Goal → Below is some material; set it all down exactly, apart from the pictures.

* Begin Excerpted records *

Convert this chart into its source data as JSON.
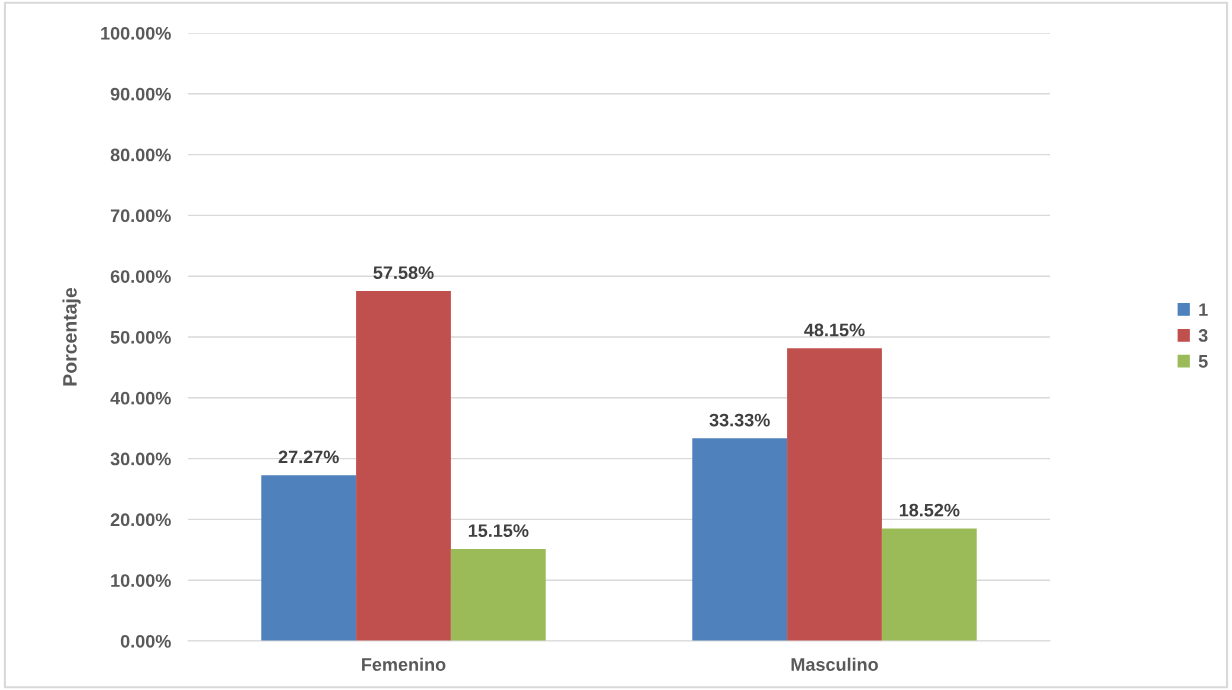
{
  "chart_data": {
    "type": "bar",
    "ylabel": "Porcentaje",
    "categories": [
      "Femenino",
      "Masculino"
    ],
    "series": [
      {
        "name": "1",
        "color": "#4f81bd",
        "values": [
          27.27,
          33.33
        ],
        "value_labels": [
          "27.27%",
          "33.33%"
        ]
      },
      {
        "name": "3",
        "color": "#c0504d",
        "values": [
          57.58,
          48.15
        ],
        "value_labels": [
          "57.58%",
          "48.15%"
        ]
      },
      {
        "name": "5",
        "color": "#9bbb59",
        "values": [
          15.15,
          18.52
        ],
        "value_labels": [
          "15.15%",
          "18.52%"
        ]
      }
    ],
    "ylim": [
      0,
      100
    ],
    "yticks": [
      {
        "value": 0,
        "label": "0.00%"
      },
      {
        "value": 10,
        "label": "10.00%"
      },
      {
        "value": 20,
        "label": "20.00%"
      },
      {
        "value": 30,
        "label": "30.00%"
      },
      {
        "value": 40,
        "label": "40.00%"
      },
      {
        "value": 50,
        "label": "50.00%"
      },
      {
        "value": 60,
        "label": "60.00%"
      },
      {
        "value": 70,
        "label": "70.00%"
      },
      {
        "value": 80,
        "label": "80.00%"
      },
      {
        "value": 90,
        "label": "90.00%"
      },
      {
        "value": 100,
        "label": "100.00%"
      }
    ],
    "grid": "y",
    "legend": "right"
  }
}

* End Excerpted records *

Answer in full →
Convert this chart into its source data as JSON.
{
  "chart_data": {
    "type": "bar",
    "ylabel": "Porcentaje",
    "categories": [
      "Femenino",
      "Masculino"
    ],
    "series": [
      {
        "name": "1",
        "color": "#4f81bd",
        "values": [
          27.27,
          33.33
        ],
        "value_labels": [
          "27.27%",
          "33.33%"
        ]
      },
      {
        "name": "3",
        "color": "#c0504d",
        "values": [
          57.58,
          48.15
        ],
        "value_labels": [
          "57.58%",
          "48.15%"
        ]
      },
      {
        "name": "5",
        "color": "#9bbb59",
        "values": [
          15.15,
          18.52
        ],
        "value_labels": [
          "15.15%",
          "18.52%"
        ]
      }
    ],
    "ylim": [
      0,
      100
    ],
    "yticks": [
      {
        "value": 0,
        "label": "0.00%"
      },
      {
        "value": 10,
        "label": "10.00%"
      },
      {
        "value": 20,
        "label": "20.00%"
      },
      {
        "value": 30,
        "label": "30.00%"
      },
      {
        "value": 40,
        "label": "40.00%"
      },
      {
        "value": 50,
        "label": "50.00%"
      },
      {
        "value": 60,
        "label": "60.00%"
      },
      {
        "value": 70,
        "label": "70.00%"
      },
      {
        "value": 80,
        "label": "80.00%"
      },
      {
        "value": 90,
        "label": "90.00%"
      },
      {
        "value": 100,
        "label": "100.00%"
      }
    ],
    "grid": "y",
    "legend": "right"
  }
}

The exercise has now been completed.